WHAT IS ASKED:
Output the full listing word for word.

LISTED ENTRIES:

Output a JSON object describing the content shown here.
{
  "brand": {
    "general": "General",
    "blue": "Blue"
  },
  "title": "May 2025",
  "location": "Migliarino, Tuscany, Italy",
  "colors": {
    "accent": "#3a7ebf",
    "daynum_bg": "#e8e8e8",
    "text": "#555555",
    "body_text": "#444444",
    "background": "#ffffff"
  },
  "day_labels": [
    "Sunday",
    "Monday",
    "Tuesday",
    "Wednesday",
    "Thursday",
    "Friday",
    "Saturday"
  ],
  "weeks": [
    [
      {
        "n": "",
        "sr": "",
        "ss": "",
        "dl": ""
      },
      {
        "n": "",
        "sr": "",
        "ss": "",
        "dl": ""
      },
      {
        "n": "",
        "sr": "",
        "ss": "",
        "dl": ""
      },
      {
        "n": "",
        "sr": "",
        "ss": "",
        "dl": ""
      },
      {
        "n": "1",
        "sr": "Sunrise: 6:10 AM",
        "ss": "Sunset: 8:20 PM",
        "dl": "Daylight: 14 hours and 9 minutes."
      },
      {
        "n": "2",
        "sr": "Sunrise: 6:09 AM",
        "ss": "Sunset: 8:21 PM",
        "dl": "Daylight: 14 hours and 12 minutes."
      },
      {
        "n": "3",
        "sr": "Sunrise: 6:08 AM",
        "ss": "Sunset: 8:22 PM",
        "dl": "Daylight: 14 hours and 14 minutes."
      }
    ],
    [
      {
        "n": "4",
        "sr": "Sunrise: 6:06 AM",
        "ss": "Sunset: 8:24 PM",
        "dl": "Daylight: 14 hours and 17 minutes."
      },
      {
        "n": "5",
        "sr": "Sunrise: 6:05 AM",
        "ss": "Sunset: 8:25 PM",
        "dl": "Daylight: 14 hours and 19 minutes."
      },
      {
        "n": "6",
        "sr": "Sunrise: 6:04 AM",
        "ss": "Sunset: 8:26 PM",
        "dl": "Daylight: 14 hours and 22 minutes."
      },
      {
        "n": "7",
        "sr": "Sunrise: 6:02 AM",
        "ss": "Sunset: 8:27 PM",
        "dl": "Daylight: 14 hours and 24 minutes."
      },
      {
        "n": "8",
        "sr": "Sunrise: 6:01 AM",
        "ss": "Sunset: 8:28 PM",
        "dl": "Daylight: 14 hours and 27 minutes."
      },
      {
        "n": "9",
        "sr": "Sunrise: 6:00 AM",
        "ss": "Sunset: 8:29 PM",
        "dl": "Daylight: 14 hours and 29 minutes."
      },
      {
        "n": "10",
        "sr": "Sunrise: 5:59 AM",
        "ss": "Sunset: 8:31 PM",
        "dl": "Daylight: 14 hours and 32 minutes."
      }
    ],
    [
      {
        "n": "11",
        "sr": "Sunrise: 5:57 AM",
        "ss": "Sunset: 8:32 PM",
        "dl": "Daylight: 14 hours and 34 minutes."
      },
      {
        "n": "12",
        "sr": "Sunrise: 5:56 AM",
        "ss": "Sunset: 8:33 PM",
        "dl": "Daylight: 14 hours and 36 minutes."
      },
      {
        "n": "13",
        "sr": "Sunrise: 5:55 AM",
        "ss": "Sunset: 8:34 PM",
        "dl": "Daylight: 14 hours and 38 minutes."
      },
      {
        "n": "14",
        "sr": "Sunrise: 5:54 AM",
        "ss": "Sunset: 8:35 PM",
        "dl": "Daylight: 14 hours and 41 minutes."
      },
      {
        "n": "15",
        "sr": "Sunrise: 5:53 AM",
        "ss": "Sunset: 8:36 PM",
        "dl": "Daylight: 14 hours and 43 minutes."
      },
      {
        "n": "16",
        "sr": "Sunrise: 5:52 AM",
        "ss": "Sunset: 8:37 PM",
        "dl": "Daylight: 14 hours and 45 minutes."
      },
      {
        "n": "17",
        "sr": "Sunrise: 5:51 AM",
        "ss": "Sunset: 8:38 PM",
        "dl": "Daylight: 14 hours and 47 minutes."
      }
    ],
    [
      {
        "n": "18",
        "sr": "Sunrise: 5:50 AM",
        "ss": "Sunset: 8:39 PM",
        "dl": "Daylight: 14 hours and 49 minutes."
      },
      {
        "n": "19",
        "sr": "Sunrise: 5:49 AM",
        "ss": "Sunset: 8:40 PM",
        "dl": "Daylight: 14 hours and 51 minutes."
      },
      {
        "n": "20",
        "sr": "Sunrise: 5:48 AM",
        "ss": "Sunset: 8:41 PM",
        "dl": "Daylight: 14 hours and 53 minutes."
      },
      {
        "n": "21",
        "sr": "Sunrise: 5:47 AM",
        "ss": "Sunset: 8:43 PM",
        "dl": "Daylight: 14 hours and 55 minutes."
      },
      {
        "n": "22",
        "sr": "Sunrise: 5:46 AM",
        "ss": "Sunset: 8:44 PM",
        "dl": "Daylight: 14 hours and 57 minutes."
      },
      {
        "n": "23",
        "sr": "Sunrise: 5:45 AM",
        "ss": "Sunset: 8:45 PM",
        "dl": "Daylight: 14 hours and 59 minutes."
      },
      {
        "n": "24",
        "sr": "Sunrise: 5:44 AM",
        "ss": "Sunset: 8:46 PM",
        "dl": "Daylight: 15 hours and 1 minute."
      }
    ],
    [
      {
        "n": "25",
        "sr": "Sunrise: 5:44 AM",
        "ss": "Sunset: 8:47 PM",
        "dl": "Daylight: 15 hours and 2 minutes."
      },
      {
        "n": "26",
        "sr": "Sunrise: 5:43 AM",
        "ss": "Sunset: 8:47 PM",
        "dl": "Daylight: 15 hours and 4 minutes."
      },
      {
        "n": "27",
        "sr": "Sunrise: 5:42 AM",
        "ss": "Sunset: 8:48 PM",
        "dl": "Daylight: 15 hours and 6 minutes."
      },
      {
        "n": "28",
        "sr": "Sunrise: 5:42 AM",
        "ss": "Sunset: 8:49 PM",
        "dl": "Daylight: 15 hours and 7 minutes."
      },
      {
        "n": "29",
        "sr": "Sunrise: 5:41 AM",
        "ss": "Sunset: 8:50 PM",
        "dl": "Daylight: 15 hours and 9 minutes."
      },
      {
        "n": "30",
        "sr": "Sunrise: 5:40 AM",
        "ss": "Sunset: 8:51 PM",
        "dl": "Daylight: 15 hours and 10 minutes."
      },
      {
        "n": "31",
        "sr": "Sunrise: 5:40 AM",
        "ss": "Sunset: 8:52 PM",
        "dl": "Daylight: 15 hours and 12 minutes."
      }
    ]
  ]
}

TASK SOLUTION:
Output a JSON object describing the content shown here.
{
  "brand": {
    "general": "General",
    "blue": "Blue"
  },
  "title": "May 2025",
  "location": "Migliarino, Tuscany, Italy",
  "colors": {
    "accent": "#3a7ebf",
    "daynum_bg": "#e8e8e8",
    "text": "#555555",
    "body_text": "#444444",
    "background": "#ffffff"
  },
  "day_labels": [
    "Sunday",
    "Monday",
    "Tuesday",
    "Wednesday",
    "Thursday",
    "Friday",
    "Saturday"
  ],
  "weeks": [
    [
      {
        "n": "",
        "sr": "",
        "ss": "",
        "dl": ""
      },
      {
        "n": "",
        "sr": "",
        "ss": "",
        "dl": ""
      },
      {
        "n": "",
        "sr": "",
        "ss": "",
        "dl": ""
      },
      {
        "n": "",
        "sr": "",
        "ss": "",
        "dl": ""
      },
      {
        "n": "1",
        "sr": "Sunrise: 6:10 AM",
        "ss": "Sunset: 8:20 PM",
        "dl": "Daylight: 14 hours and 9 minutes."
      },
      {
        "n": "2",
        "sr": "Sunrise: 6:09 AM",
        "ss": "Sunset: 8:21 PM",
        "dl": "Daylight: 14 hours and 12 minutes."
      },
      {
        "n": "3",
        "sr": "Sunrise: 6:08 AM",
        "ss": "Sunset: 8:22 PM",
        "dl": "Daylight: 14 hours and 14 minutes."
      }
    ],
    [
      {
        "n": "4",
        "sr": "Sunrise: 6:06 AM",
        "ss": "Sunset: 8:24 PM",
        "dl": "Daylight: 14 hours and 17 minutes."
      },
      {
        "n": "5",
        "sr": "Sunrise: 6:05 AM",
        "ss": "Sunset: 8:25 PM",
        "dl": "Daylight: 14 hours and 19 minutes."
      },
      {
        "n": "6",
        "sr": "Sunrise: 6:04 AM",
        "ss": "Sunset: 8:26 PM",
        "dl": "Daylight: 14 hours and 22 minutes."
      },
      {
        "n": "7",
        "sr": "Sunrise: 6:02 AM",
        "ss": "Sunset: 8:27 PM",
        "dl": "Daylight: 14 hours and 24 minutes."
      },
      {
        "n": "8",
        "sr": "Sunrise: 6:01 AM",
        "ss": "Sunset: 8:28 PM",
        "dl": "Daylight: 14 hours and 27 minutes."
      },
      {
        "n": "9",
        "sr": "Sunrise: 6:00 AM",
        "ss": "Sunset: 8:29 PM",
        "dl": "Daylight: 14 hours and 29 minutes."
      },
      {
        "n": "10",
        "sr": "Sunrise: 5:59 AM",
        "ss": "Sunset: 8:31 PM",
        "dl": "Daylight: 14 hours and 32 minutes."
      }
    ],
    [
      {
        "n": "11",
        "sr": "Sunrise: 5:57 AM",
        "ss": "Sunset: 8:32 PM",
        "dl": "Daylight: 14 hours and 34 minutes."
      },
      {
        "n": "12",
        "sr": "Sunrise: 5:56 AM",
        "ss": "Sunset: 8:33 PM",
        "dl": "Daylight: 14 hours and 36 minutes."
      },
      {
        "n": "13",
        "sr": "Sunrise: 5:55 AM",
        "ss": "Sunset: 8:34 PM",
        "dl": "Daylight: 14 hours and 38 minutes."
      },
      {
        "n": "14",
        "sr": "Sunrise: 5:54 AM",
        "ss": "Sunset: 8:35 PM",
        "dl": "Daylight: 14 hours and 41 minutes."
      },
      {
        "n": "15",
        "sr": "Sunrise: 5:53 AM",
        "ss": "Sunset: 8:36 PM",
        "dl": "Daylight: 14 hours and 43 minutes."
      },
      {
        "n": "16",
        "sr": "Sunrise: 5:52 AM",
        "ss": "Sunset: 8:37 PM",
        "dl": "Daylight: 14 hours and 45 minutes."
      },
      {
        "n": "17",
        "sr": "Sunrise: 5:51 AM",
        "ss": "Sunset: 8:38 PM",
        "dl": "Daylight: 14 hours and 47 minutes."
      }
    ],
    [
      {
        "n": "18",
        "sr": "Sunrise: 5:50 AM",
        "ss": "Sunset: 8:39 PM",
        "dl": "Daylight: 14 hours and 49 minutes."
      },
      {
        "n": "19",
        "sr": "Sunrise: 5:49 AM",
        "ss": "Sunset: 8:40 PM",
        "dl": "Daylight: 14 hours and 51 minutes."
      },
      {
        "n": "20",
        "sr": "Sunrise: 5:48 AM",
        "ss": "Sunset: 8:41 PM",
        "dl": "Daylight: 14 hours and 53 minutes."
      },
      {
        "n": "21",
        "sr": "Sunrise: 5:47 AM",
        "ss": "Sunset: 8:43 PM",
        "dl": "Daylight: 14 hours and 55 minutes."
      },
      {
        "n": "22",
        "sr": "Sunrise: 5:46 AM",
        "ss": "Sunset: 8:44 PM",
        "dl": "Daylight: 14 hours and 57 minutes."
      },
      {
        "n": "23",
        "sr": "Sunrise: 5:45 AM",
        "ss": "Sunset: 8:45 PM",
        "dl": "Daylight: 14 hours and 59 minutes."
      },
      {
        "n": "24",
        "sr": "Sunrise: 5:44 AM",
        "ss": "Sunset: 8:46 PM",
        "dl": "Daylight: 15 hours and 1 minute."
      }
    ],
    [
      {
        "n": "25",
        "sr": "Sunrise: 5:44 AM",
        "ss": "Sunset: 8:47 PM",
        "dl": "Daylight: 15 hours and 2 minutes."
      },
      {
        "n": "26",
        "sr": "Sunrise: 5:43 AM",
        "ss": "Sunset: 8:47 PM",
        "dl": "Daylight: 15 hours and 4 minutes."
      },
      {
        "n": "27",
        "sr": "Sunrise: 5:42 AM",
        "ss": "Sunset: 8:48 PM",
        "dl": "Daylight: 15 hours and 6 minutes."
      },
      {
        "n": "28",
        "sr": "Sunrise: 5:42 AM",
        "ss": "Sunset: 8:49 PM",
        "dl": "Daylight: 15 hours and 7 minutes."
      },
      {
        "n": "29",
        "sr": "Sunrise: 5:41 AM",
        "ss": "Sunset: 8:50 PM",
        "dl": "Daylight: 15 hours and 9 minutes."
      },
      {
        "n": "30",
        "sr": "Sunrise: 5:40 AM",
        "ss": "Sunset: 8:51 PM",
        "dl": "Daylight: 15 hours and 10 minutes."
      },
      {
        "n": "31",
        "sr": "Sunrise: 5:40 AM",
        "ss": "Sunset: 8:52 PM",
        "dl": "Daylight: 15 hours and 12 minutes."
      }
    ]
  ]
}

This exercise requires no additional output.